WORK TO COMPLETE:
Give, as a bare number, the count of lines that contain the word "당기순이익".

(Stored data entries)
════════

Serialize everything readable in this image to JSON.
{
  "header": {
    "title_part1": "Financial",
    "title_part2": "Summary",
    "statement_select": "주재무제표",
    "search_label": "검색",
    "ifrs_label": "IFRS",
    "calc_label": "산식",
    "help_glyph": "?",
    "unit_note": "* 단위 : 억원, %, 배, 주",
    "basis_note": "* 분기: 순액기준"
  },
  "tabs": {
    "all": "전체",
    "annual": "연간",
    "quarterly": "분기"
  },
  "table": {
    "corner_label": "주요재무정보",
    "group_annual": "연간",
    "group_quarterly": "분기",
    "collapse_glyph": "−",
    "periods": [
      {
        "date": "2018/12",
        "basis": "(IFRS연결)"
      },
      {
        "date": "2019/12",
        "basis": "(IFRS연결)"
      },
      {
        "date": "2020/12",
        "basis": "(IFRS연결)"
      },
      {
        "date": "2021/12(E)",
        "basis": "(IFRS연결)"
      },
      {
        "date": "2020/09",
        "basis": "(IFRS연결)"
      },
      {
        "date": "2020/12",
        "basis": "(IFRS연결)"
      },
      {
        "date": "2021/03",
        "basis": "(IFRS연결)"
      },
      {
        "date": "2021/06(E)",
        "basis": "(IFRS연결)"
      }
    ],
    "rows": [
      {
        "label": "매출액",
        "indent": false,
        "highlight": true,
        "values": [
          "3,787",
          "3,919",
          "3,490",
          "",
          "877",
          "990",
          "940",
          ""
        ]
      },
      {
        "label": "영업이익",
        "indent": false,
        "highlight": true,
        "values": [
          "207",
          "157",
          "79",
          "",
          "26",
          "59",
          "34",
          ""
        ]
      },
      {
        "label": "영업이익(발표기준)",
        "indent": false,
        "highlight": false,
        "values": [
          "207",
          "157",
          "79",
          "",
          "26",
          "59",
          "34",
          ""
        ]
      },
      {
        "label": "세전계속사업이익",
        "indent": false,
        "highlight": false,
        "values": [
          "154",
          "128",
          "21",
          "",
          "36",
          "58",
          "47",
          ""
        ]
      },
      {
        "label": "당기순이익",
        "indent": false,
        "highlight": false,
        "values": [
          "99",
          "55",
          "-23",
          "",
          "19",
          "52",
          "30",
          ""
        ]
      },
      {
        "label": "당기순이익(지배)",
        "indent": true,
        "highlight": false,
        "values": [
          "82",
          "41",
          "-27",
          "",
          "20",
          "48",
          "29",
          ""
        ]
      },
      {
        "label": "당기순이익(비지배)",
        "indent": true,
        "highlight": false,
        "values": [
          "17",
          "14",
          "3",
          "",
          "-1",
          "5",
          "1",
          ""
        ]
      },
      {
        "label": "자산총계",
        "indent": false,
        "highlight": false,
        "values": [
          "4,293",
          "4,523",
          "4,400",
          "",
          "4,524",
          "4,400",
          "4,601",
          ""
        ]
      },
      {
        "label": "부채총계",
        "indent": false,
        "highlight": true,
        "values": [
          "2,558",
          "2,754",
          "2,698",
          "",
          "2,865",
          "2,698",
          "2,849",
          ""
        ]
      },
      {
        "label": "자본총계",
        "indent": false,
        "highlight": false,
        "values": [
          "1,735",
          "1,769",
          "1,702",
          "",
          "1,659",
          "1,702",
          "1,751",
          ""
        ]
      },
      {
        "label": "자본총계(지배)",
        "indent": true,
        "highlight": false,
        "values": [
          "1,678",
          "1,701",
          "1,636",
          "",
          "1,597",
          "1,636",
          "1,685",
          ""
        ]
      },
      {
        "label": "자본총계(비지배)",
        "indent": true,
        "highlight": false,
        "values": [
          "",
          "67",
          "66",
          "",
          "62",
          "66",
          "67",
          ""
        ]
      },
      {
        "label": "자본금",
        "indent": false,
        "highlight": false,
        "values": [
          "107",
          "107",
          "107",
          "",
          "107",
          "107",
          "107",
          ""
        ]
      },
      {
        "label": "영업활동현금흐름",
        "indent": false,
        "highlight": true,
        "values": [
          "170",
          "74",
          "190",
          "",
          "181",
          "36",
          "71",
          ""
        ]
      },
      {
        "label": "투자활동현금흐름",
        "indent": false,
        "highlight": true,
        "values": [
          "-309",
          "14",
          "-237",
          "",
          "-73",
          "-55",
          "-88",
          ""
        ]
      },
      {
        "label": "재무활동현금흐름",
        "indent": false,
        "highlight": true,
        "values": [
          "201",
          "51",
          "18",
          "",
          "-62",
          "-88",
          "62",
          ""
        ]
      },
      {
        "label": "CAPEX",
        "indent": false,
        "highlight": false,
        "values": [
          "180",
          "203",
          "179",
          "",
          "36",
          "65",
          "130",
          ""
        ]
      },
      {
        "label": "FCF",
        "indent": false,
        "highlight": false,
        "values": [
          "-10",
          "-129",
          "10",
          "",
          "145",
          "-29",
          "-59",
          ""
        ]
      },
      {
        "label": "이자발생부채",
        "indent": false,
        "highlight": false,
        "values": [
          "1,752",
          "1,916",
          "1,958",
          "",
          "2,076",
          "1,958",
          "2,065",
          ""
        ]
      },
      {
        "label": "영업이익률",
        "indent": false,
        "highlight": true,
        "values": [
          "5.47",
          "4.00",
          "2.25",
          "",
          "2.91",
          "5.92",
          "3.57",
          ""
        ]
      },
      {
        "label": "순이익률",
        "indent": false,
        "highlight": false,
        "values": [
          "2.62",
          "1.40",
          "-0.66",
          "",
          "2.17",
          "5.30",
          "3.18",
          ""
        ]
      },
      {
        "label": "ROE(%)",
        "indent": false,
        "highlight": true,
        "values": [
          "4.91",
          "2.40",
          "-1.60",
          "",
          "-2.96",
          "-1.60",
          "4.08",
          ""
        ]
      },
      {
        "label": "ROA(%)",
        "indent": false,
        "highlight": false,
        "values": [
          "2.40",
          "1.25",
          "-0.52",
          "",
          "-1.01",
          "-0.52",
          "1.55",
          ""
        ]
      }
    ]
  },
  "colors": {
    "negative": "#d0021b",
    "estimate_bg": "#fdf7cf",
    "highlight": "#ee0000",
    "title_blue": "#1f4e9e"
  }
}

════════

RESULT FOR THIS EXERCISE:
3